> _TASK DATA_:
+ + +
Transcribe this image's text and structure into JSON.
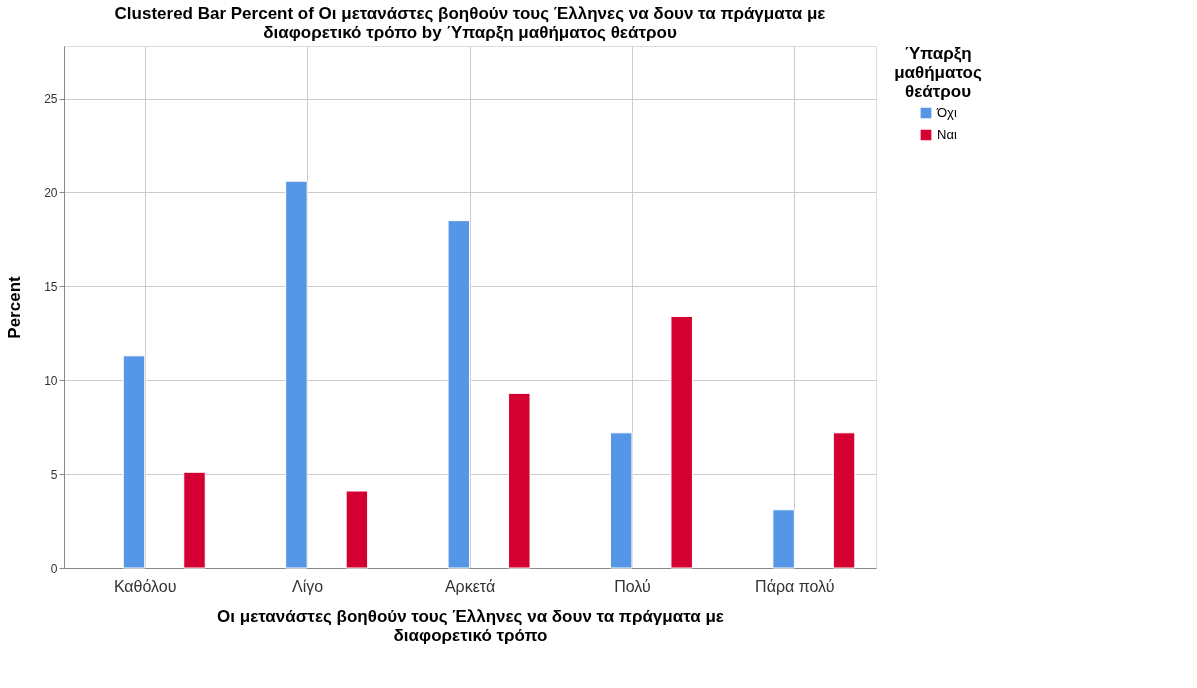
{
  "chart_data": {
    "type": "bar",
    "title": "Clustered Bar Percent of Οι μετανάστες βοηθούν τους Έλληνες να δουν τα πράγματα με διαφορετικό τρόπο by Ύπαρξη μαθήματος θεάτρου",
    "xlabel": "Οι μετανάστες βοηθούν τους Έλληνες να δουν τα πράγματα με διαφορετικό τρόπο",
    "ylabel": "Percent",
    "legend_title": "Ύπαρξη μαθήματος θεάτρου",
    "categories": [
      "Καθόλου",
      "Λίγο",
      "Αρκετά",
      "Πολύ",
      "Πάρα πολύ"
    ],
    "series": [
      {
        "name": "Όχι",
        "color": "#5596e6",
        "values": [
          11.3,
          20.6,
          18.5,
          7.2,
          3.1
        ]
      },
      {
        "name": "Ναι",
        "color": "#d50032",
        "values": [
          5.1,
          4.1,
          9.3,
          13.4,
          7.2
        ]
      }
    ],
    "ylim": [
      0,
      27.8
    ],
    "yticks": [
      0,
      5,
      10,
      15,
      20,
      25
    ],
    "grid": true,
    "legend": "top right"
  }
}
+ + +
> _WHAT IS ASKED_: Write out the records above exactly as they stand, leaving out every picture.

> _WORKED ANSWER_:
Transcribe this image's text and structure into JSON.
{
  "chart_data": {
    "type": "bar",
    "title": "Clustered Bar Percent of Οι μετανάστες βοηθούν τους Έλληνες να δουν τα πράγματα με διαφορετικό τρόπο by Ύπαρξη μαθήματος θεάτρου",
    "xlabel": "Οι μετανάστες βοηθούν τους Έλληνες να δουν τα πράγματα με διαφορετικό τρόπο",
    "ylabel": "Percent",
    "legend_title": "Ύπαρξη μαθήματος θεάτρου",
    "categories": [
      "Καθόλου",
      "Λίγο",
      "Αρκετά",
      "Πολύ",
      "Πάρα πολύ"
    ],
    "series": [
      {
        "name": "Όχι",
        "color": "#5596e6",
        "values": [
          11.3,
          20.6,
          18.5,
          7.2,
          3.1
        ]
      },
      {
        "name": "Ναι",
        "color": "#d50032",
        "values": [
          5.1,
          4.1,
          9.3,
          13.4,
          7.2
        ]
      }
    ],
    "ylim": [
      0,
      27.8
    ],
    "yticks": [
      0,
      5,
      10,
      15,
      20,
      25
    ],
    "grid": true,
    "legend": "top right"
  }
}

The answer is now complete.